Problem to work on => Extract the whole listing as it stands. Do not include the pictures.

================================

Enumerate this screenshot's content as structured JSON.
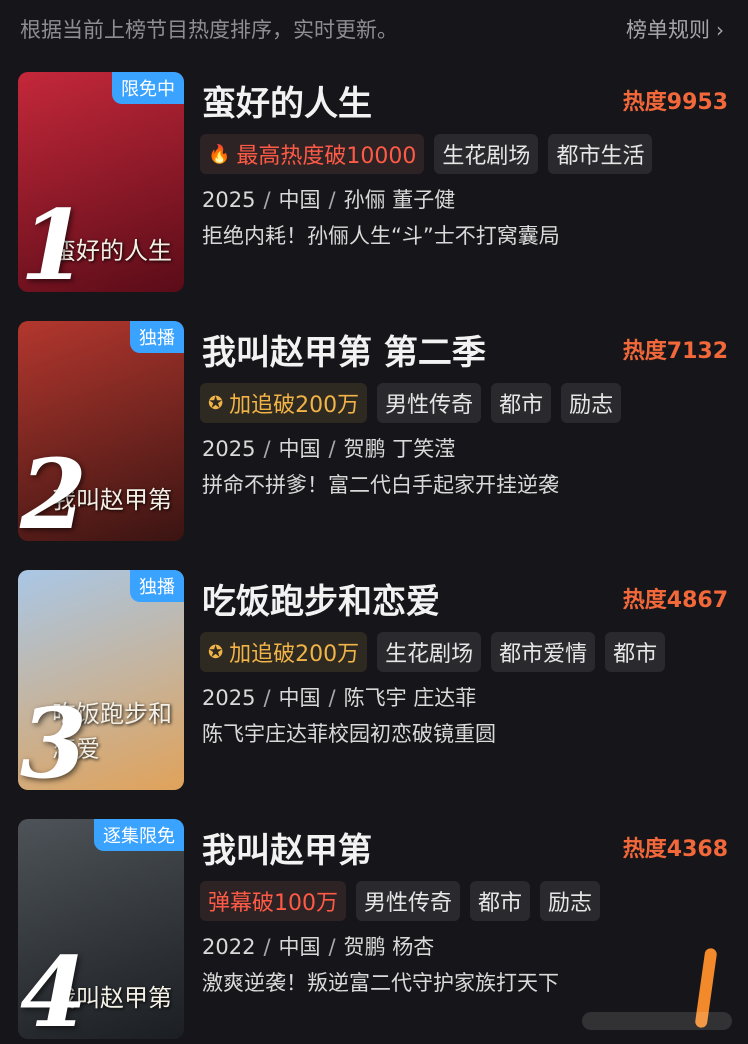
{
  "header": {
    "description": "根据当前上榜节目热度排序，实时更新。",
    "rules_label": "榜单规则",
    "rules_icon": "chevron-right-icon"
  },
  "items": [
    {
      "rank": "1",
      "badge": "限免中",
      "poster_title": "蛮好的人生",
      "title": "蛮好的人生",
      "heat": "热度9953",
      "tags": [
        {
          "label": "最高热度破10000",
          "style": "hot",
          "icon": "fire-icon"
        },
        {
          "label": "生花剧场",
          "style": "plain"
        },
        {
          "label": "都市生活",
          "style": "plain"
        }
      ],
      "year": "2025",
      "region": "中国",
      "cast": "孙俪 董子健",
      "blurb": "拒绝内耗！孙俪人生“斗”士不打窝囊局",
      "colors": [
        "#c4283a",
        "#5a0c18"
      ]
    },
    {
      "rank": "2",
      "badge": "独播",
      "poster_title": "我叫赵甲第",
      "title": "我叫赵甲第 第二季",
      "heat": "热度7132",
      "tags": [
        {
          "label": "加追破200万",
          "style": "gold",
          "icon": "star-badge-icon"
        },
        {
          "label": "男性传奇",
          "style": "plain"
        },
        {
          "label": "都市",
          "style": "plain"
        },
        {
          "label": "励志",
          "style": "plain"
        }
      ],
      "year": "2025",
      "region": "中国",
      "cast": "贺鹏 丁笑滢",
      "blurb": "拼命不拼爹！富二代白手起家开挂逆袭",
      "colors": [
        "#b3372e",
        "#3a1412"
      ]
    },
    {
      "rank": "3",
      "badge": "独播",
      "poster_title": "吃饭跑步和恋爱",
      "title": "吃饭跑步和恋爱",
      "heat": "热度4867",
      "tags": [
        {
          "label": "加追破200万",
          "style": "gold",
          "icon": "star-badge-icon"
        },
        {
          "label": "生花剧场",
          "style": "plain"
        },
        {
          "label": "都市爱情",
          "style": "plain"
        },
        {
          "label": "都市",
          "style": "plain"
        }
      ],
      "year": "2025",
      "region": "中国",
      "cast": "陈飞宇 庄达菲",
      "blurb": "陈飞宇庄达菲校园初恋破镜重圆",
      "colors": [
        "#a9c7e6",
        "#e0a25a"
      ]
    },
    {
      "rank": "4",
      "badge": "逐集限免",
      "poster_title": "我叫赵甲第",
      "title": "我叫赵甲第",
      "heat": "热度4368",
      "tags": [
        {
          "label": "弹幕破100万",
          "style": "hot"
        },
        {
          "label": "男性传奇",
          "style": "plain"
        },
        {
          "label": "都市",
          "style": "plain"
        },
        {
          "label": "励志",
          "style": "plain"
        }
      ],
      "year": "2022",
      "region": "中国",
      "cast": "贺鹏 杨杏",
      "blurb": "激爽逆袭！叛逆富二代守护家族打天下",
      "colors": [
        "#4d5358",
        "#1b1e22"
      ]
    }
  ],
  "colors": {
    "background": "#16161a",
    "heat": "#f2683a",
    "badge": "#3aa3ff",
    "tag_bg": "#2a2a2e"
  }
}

================================

Solution to the exercise =>
Enumerate this screenshot's content as structured JSON.
{
  "header": {
    "description": "根据当前上榜节目热度排序，实时更新。",
    "rules_label": "榜单规则",
    "rules_icon": "chevron-right-icon"
  },
  "items": [
    {
      "rank": "1",
      "badge": "限免中",
      "poster_title": "蛮好的人生",
      "title": "蛮好的人生",
      "heat": "热度9953",
      "tags": [
        {
          "label": "最高热度破10000",
          "style": "hot",
          "icon": "fire-icon"
        },
        {
          "label": "生花剧场",
          "style": "plain"
        },
        {
          "label": "都市生活",
          "style": "plain"
        }
      ],
      "year": "2025",
      "region": "中国",
      "cast": "孙俪 董子健",
      "blurb": "拒绝内耗！孙俪人生“斗”士不打窝囊局",
      "colors": [
        "#c4283a",
        "#5a0c18"
      ]
    },
    {
      "rank": "2",
      "badge": "独播",
      "poster_title": "我叫赵甲第",
      "title": "我叫赵甲第 第二季",
      "heat": "热度7132",
      "tags": [
        {
          "label": "加追破200万",
          "style": "gold",
          "icon": "star-badge-icon"
        },
        {
          "label": "男性传奇",
          "style": "plain"
        },
        {
          "label": "都市",
          "style": "plain"
        },
        {
          "label": "励志",
          "style": "plain"
        }
      ],
      "year": "2025",
      "region": "中国",
      "cast": "贺鹏 丁笑滢",
      "blurb": "拼命不拼爹！富二代白手起家开挂逆袭",
      "colors": [
        "#b3372e",
        "#3a1412"
      ]
    },
    {
      "rank": "3",
      "badge": "独播",
      "poster_title": "吃饭跑步和恋爱",
      "title": "吃饭跑步和恋爱",
      "heat": "热度4867",
      "tags": [
        {
          "label": "加追破200万",
          "style": "gold",
          "icon": "star-badge-icon"
        },
        {
          "label": "生花剧场",
          "style": "plain"
        },
        {
          "label": "都市爱情",
          "style": "plain"
        },
        {
          "label": "都市",
          "style": "plain"
        }
      ],
      "year": "2025",
      "region": "中国",
      "cast": "陈飞宇 庄达菲",
      "blurb": "陈飞宇庄达菲校园初恋破镜重圆",
      "colors": [
        "#a9c7e6",
        "#e0a25a"
      ]
    },
    {
      "rank": "4",
      "badge": "逐集限免",
      "poster_title": "我叫赵甲第",
      "title": "我叫赵甲第",
      "heat": "热度4368",
      "tags": [
        {
          "label": "弹幕破100万",
          "style": "hot"
        },
        {
          "label": "男性传奇",
          "style": "plain"
        },
        {
          "label": "都市",
          "style": "plain"
        },
        {
          "label": "励志",
          "style": "plain"
        }
      ],
      "year": "2022",
      "region": "中国",
      "cast": "贺鹏 杨杏",
      "blurb": "激爽逆袭！叛逆富二代守护家族打天下",
      "colors": [
        "#4d5358",
        "#1b1e22"
      ]
    }
  ],
  "colors": {
    "background": "#16161a",
    "heat": "#f2683a",
    "badge": "#3aa3ff",
    "tag_bg": "#2a2a2e"
  }
}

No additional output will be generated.